MATERIAL SUPPLIED -
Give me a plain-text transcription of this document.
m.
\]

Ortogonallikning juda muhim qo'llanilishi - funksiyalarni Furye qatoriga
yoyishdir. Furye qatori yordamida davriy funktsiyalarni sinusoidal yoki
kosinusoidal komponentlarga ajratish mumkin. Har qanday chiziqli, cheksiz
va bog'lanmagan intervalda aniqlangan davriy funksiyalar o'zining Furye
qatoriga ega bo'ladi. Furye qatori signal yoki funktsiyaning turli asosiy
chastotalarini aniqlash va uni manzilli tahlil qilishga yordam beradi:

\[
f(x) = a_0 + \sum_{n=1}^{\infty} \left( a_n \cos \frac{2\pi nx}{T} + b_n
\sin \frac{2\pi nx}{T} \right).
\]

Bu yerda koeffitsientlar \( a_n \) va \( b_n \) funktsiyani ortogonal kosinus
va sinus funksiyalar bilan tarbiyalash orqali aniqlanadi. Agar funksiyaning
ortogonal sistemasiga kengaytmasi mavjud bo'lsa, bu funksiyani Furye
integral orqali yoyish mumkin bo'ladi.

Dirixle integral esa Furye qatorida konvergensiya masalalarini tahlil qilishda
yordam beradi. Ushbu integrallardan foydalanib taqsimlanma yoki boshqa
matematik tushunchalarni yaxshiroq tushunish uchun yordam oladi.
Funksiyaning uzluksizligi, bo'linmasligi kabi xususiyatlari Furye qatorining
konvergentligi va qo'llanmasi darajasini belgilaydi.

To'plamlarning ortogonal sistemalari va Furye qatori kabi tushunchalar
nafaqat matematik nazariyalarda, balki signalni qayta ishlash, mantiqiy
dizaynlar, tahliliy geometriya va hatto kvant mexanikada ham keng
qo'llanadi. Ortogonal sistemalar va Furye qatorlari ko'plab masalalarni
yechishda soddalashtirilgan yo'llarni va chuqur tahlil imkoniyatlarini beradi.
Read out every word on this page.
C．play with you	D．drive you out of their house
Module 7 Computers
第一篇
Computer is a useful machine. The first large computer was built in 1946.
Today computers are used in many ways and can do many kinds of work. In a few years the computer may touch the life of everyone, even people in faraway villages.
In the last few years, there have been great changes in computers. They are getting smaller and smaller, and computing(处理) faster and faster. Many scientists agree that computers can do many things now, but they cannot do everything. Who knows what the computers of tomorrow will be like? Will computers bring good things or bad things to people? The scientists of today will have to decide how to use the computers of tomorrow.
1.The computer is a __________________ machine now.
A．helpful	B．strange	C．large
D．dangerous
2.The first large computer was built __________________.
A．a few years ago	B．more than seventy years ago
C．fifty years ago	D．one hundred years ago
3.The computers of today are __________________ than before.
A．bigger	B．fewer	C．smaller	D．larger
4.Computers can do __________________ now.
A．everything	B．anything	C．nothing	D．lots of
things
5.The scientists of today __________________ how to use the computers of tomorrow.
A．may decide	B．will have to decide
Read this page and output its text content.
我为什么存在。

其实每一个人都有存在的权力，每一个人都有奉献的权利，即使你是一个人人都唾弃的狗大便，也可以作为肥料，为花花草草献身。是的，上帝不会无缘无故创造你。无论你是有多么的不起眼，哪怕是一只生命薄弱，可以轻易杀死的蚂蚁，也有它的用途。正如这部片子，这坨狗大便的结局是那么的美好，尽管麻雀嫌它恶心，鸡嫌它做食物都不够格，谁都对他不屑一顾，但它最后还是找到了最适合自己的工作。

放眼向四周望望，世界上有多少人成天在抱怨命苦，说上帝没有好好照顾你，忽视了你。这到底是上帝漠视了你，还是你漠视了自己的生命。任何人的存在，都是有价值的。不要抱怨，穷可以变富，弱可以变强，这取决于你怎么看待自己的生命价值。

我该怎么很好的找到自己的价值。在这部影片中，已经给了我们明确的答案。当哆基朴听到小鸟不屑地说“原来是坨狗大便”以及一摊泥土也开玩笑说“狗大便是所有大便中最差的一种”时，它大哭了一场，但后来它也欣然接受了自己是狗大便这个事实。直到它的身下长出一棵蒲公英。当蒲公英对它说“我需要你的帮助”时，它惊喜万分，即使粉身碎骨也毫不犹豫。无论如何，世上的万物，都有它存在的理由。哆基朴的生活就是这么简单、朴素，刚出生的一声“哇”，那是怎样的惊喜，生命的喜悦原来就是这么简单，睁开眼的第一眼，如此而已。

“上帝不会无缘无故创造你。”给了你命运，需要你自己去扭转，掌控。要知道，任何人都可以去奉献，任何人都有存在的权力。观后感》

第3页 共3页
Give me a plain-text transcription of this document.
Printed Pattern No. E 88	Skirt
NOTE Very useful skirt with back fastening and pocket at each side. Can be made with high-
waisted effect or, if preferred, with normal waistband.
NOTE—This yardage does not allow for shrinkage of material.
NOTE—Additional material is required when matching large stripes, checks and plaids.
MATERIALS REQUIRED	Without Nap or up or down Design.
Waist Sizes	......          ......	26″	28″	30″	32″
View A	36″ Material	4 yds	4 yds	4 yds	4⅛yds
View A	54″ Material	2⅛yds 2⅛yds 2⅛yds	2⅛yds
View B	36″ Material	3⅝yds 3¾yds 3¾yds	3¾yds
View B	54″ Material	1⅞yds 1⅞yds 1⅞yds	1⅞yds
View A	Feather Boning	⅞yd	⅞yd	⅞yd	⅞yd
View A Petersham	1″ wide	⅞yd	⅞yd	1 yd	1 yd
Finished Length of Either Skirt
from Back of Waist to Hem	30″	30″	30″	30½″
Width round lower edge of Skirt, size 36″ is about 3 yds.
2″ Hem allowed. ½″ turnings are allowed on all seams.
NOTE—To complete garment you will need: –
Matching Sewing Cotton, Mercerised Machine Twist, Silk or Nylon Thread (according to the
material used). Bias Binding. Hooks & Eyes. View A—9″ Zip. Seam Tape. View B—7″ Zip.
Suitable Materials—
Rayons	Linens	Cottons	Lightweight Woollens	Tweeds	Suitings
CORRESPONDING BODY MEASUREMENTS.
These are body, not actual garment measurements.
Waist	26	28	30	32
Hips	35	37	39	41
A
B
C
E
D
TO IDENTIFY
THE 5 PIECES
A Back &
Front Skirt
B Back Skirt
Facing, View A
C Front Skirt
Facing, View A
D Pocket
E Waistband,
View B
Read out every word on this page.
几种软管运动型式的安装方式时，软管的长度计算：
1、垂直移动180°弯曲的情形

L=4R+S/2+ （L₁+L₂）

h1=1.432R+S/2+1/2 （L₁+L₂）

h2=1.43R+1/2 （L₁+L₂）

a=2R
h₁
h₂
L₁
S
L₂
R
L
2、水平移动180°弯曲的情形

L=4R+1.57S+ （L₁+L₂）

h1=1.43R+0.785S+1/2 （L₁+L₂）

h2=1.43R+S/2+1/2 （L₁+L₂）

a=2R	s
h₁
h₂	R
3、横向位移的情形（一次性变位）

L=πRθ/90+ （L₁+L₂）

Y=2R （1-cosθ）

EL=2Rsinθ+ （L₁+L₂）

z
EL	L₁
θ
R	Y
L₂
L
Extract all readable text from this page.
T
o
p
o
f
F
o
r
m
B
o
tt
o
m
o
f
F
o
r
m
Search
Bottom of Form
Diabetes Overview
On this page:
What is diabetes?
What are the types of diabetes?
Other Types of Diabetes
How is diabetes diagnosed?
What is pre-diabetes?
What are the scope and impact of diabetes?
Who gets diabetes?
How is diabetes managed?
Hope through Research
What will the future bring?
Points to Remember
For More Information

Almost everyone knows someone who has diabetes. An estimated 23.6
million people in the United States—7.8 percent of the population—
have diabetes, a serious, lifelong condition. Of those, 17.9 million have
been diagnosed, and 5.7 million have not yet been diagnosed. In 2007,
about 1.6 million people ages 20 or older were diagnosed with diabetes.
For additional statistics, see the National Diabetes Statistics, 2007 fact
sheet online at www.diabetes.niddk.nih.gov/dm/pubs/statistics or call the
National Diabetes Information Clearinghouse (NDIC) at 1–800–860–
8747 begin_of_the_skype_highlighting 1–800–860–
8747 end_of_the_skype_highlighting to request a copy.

TASK TO COMPLETE -
Using the listing above, pull out all lines that hold the word "smaller".

FINAL RESULT -
In the last few years, there have been great changes in computers. They are getting smaller and smaller, and computing(处理) faster and faster. Many scientists agree that computers can do many things now, but they cannot do everything. Who knows what the computers of tomorrow will be like? Will computers bring good things or bad things to people? The scientists of today will have to decide how to use the computers of tomorrow.
A．bigger	B．fewer	C．smaller	D．larger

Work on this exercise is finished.